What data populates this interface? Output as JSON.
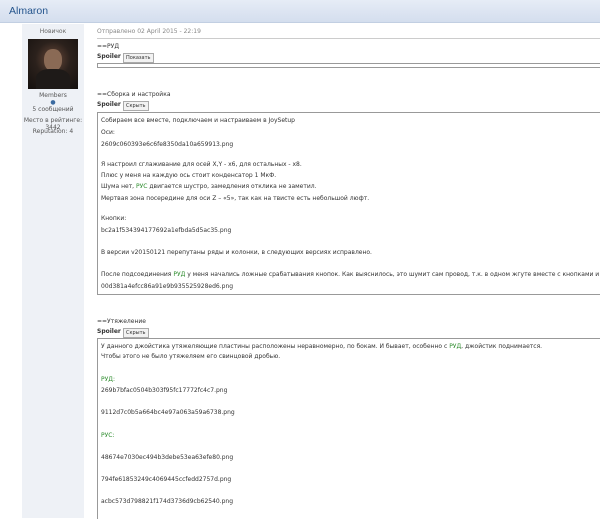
{
  "header": {
    "username": "Almaron"
  },
  "profile": {
    "rank": "Новичок",
    "group": "Members",
    "dot": "●",
    "posts": "5 сообщений",
    "rating_label": "Место в рейтинге:",
    "rating_value": "3442",
    "reputation_label": "Reputation:",
    "reputation_value": "4"
  },
  "post": {
    "date": "Отправлено 02 April 2015 - 22:19",
    "h1": "==РУД",
    "spoiler_label": "Spoiler",
    "btn_show": "Показать",
    "btn_hide": "Скрыть",
    "h2": "==Сборка и настройка",
    "h3": "==Утяжеление"
  },
  "spoiler2": {
    "l1": "Собираем все вместе, подключаем и настраиваем в JoySetup",
    "l2": "Оси:",
    "l3": "2609c060393e6c6fe8350da10a659913.png",
    "l4": "Я настроил сглаживание для осей X,Y - x6, для остальных - x8.",
    "l5": "Плюс у меня на каждую ось стоит конденсатор 1 МкФ.",
    "l6a": "Шума нет, ",
    "l6b": "РУС",
    "l6c": " двигается шустро, замедления отклика не заметил.",
    "l7": "Мертвая зона посередине для оси Z – «5», так как на твисте есть небольшой люфт.",
    "l8": "Кнопки:",
    "l9": "bc2a1f534394177692a1efbda5d5ac35.png",
    "l10": "В версии v20150121 перепутаны ряды и колонки, в следующих версиях исправлено.",
    "l11a": "После подсоединения ",
    "l11b": "РУД",
    "l11c": " у меня начались ложные срабатывания кнопок. Как выяснилось, это шумит сам провод, т.к. в одном жгуте вместе с кнопками и",
    "l12": "00d381a4efcc86a91e9b935525928ed6.png"
  },
  "spoiler3": {
    "l1a": "У данного джойстика утяжеляющие пластины расположены неравномерно, по бокам. И бывает, особенно с ",
    "l1b": "РУД",
    "l1c": ", джойстик поднимается.",
    "l2": "Чтобы этого не было утяжеляем его свинцовой дробью.",
    "l3": "РУД:",
    "l4": "269b7bfac0504b303f95fc17772fc4c7.png",
    "l5": "9112d7c0b5a664bc4e97a063a59a6738.png",
    "l6": "РУС:",
    "l7": "48674e7030ec494b3debe53ea63efe80.png",
    "l8": "794fe61853249c4069445ccfedd2757d.png",
    "l9": "acbc573d798821f174d3736d9cb62540.png"
  }
}
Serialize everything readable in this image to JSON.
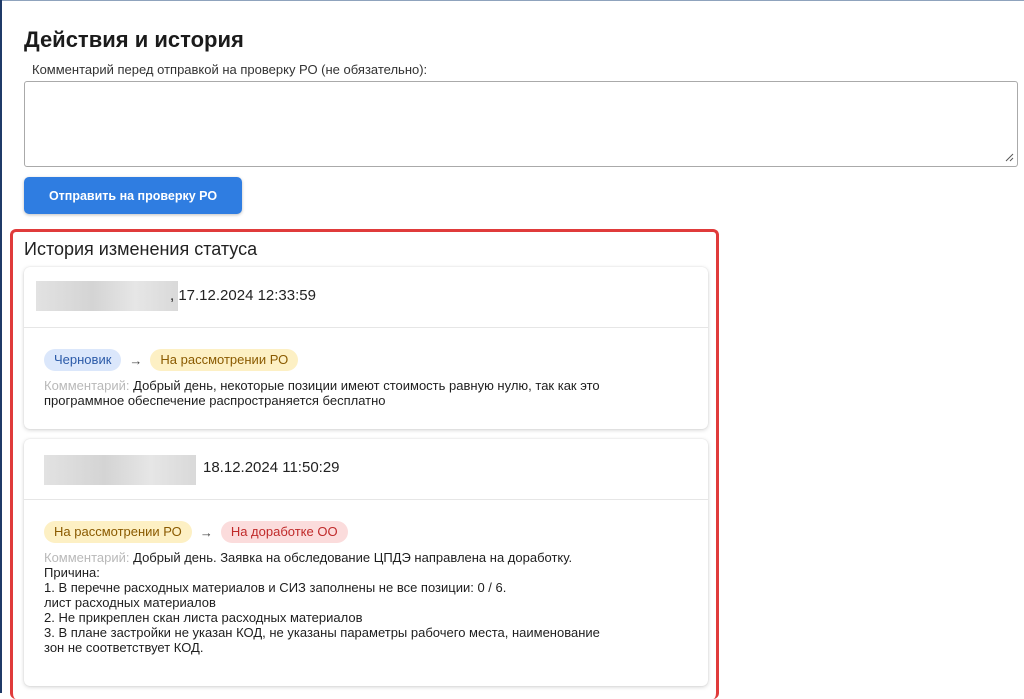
{
  "section": {
    "title": "Действия и история",
    "comment_label": "Комментарий перед отправкой на проверку РО (не обязательно):",
    "comment_value": "",
    "submit_label": "Отправить на проверку РО"
  },
  "history": {
    "title": "История изменения статуса",
    "entries": [
      {
        "datetime": ", 17.12.2024 12:33:59",
        "from_status": "Черновик",
        "arrow": "→",
        "to_status": "На рассмотрении РО",
        "comment_label": "Комментарий:",
        "comment": "Добрый день, некоторые позиции имеют стоимость равную нулю, так как это\nпрограммное обеспечение распространяется бесплатно"
      },
      {
        "datetime": "18.12.2024 11:50:29",
        "from_status": "На рассмотрении РО",
        "arrow": "→",
        "to_status": "На доработке ОО",
        "comment_label": "Комментарий:",
        "comment": "Добрый день. Заявка на обследование ЦПДЭ направлена на доработку.\nПричина:\n1. В перечне расходных материалов и СИЗ заполнены не все позиции: 0 / 6.\nлист расходных материалов\n2. Не прикреплен  скан листа расходных материалов\n3. В плане застройки не указан КОД, не указаны параметры рабочего места, наименование\nзон не соответствует КОД."
      }
    ]
  },
  "colors": {
    "button": "#2f7de1",
    "highlight_border": "#e03b3b",
    "badge_draft": "#dbe7fb",
    "badge_review": "#fdf0c4",
    "badge_rework": "#fbdcdc"
  }
}
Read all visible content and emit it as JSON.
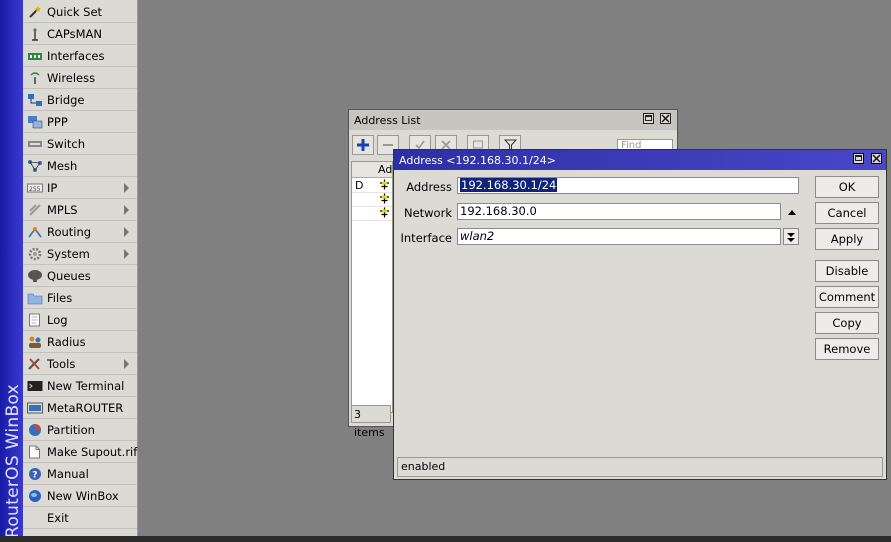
{
  "brand": "RouterOS WinBox",
  "menu": {
    "items": [
      {
        "label": "Quick Set",
        "icon": "wand-icon"
      },
      {
        "label": "CAPsMAN",
        "icon": "antenna-icon"
      },
      {
        "label": "Interfaces",
        "icon": "interfaces-icon"
      },
      {
        "label": "Wireless",
        "icon": "wireless-icon"
      },
      {
        "label": "Bridge",
        "icon": "bridge-icon"
      },
      {
        "label": "PPP",
        "icon": "ppp-icon"
      },
      {
        "label": "Switch",
        "icon": "switch-icon"
      },
      {
        "label": "Mesh",
        "icon": "mesh-icon"
      },
      {
        "label": "IP",
        "icon": "ip-icon",
        "submenu": true
      },
      {
        "label": "MPLS",
        "icon": "mpls-icon",
        "submenu": true
      },
      {
        "label": "Routing",
        "icon": "routing-icon",
        "submenu": true
      },
      {
        "label": "System",
        "icon": "gear-icon",
        "submenu": true
      },
      {
        "label": "Queues",
        "icon": "queues-icon"
      },
      {
        "label": "Files",
        "icon": "folder-icon"
      },
      {
        "label": "Log",
        "icon": "log-icon"
      },
      {
        "label": "Radius",
        "icon": "radius-icon"
      },
      {
        "label": "Tools",
        "icon": "tools-icon",
        "submenu": true
      },
      {
        "label": "New Terminal",
        "icon": "terminal-icon"
      },
      {
        "label": "MetaROUTER",
        "icon": "metarouter-icon"
      },
      {
        "label": "Partition",
        "icon": "partition-icon"
      },
      {
        "label": "Make Supout.rif",
        "icon": "document-icon"
      },
      {
        "label": "Manual",
        "icon": "help-icon"
      },
      {
        "label": "New WinBox",
        "icon": "globe-icon"
      },
      {
        "label": "Exit",
        "icon": "exit-icon"
      }
    ]
  },
  "address_list": {
    "title": "Address List",
    "filter_partial": "Find",
    "column_partial": "Add",
    "rows": [
      {
        "flag": "D"
      },
      {
        "flag": ""
      },
      {
        "flag": ""
      }
    ],
    "status": "3 items"
  },
  "address_dialog": {
    "title": "Address <192.168.30.1/24>",
    "fields": {
      "address_label": "Address",
      "address_value": "192.168.30.1/24",
      "network_label": "Network",
      "network_value": "192.168.30.0",
      "interface_label": "Interface",
      "interface_value": "wlan2"
    },
    "buttons": {
      "ok": "OK",
      "cancel": "Cancel",
      "apply": "Apply",
      "disable": "Disable",
      "comment": "Comment",
      "copy": "Copy",
      "remove": "Remove"
    },
    "status": "enabled"
  },
  "colors": {
    "brand_strip": "#2a2ab8",
    "dialog_title": "#3a3ab8",
    "selection": "#0f2478",
    "desktop": "#808080"
  }
}
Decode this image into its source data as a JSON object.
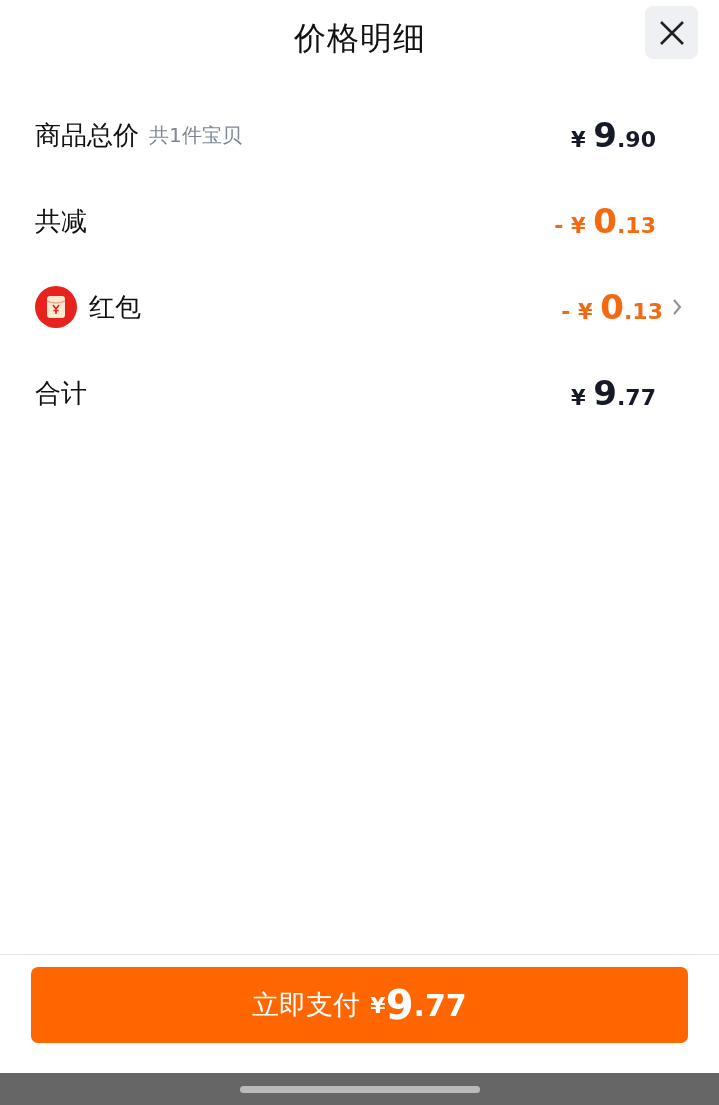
{
  "title": "价格明细",
  "rows": [
    {
      "kind": "plain",
      "label": "商品总价",
      "note": "共1件宝贝",
      "discount": false,
      "sign": "",
      "currency": "¥",
      "integer": "9",
      "decimal": ".90"
    },
    {
      "kind": "plain",
      "label": "共减",
      "discount": true,
      "sign": "-",
      "currency": "¥",
      "integer": "0",
      "decimal": ".13"
    },
    {
      "kind": "coupon",
      "label": "红包",
      "discount": true,
      "sign": "-",
      "currency": "¥",
      "integer": "0",
      "decimal": ".13"
    },
    {
      "kind": "plain",
      "label": "合计",
      "discount": false,
      "sign": "",
      "currency": "¥",
      "integer": "9",
      "decimal": ".77"
    }
  ],
  "pay_button": {
    "label": "立即支付",
    "currency": "¥",
    "integer": "9",
    "decimal": ".77"
  }
}
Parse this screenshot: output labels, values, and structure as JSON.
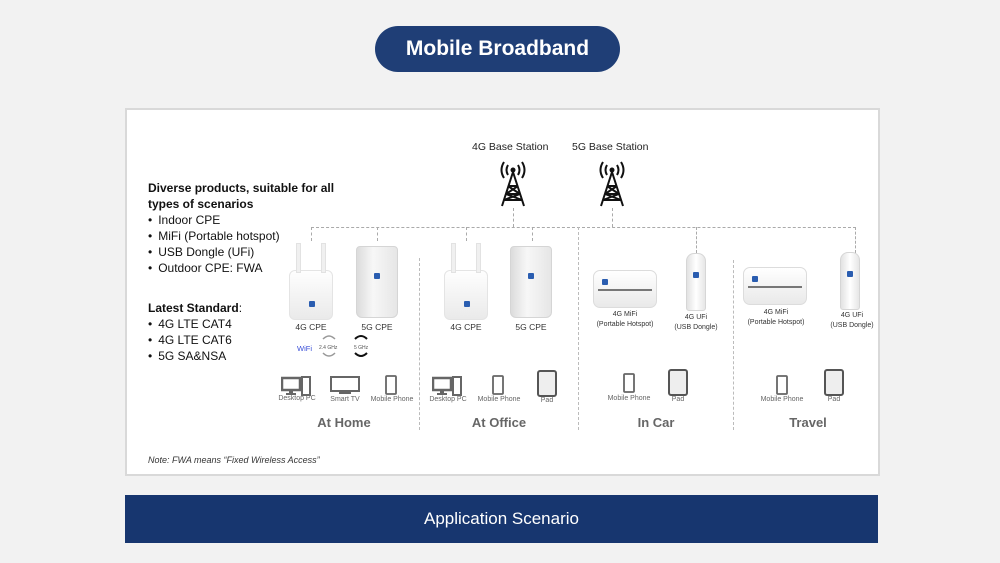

• [Aim]:
In the listing, find all lines with the string "рассмотрении" and copy them.

• [Final result]:
        "to_status": "На рассмотрении РО",
        "from_status": "На рассмотрении РО",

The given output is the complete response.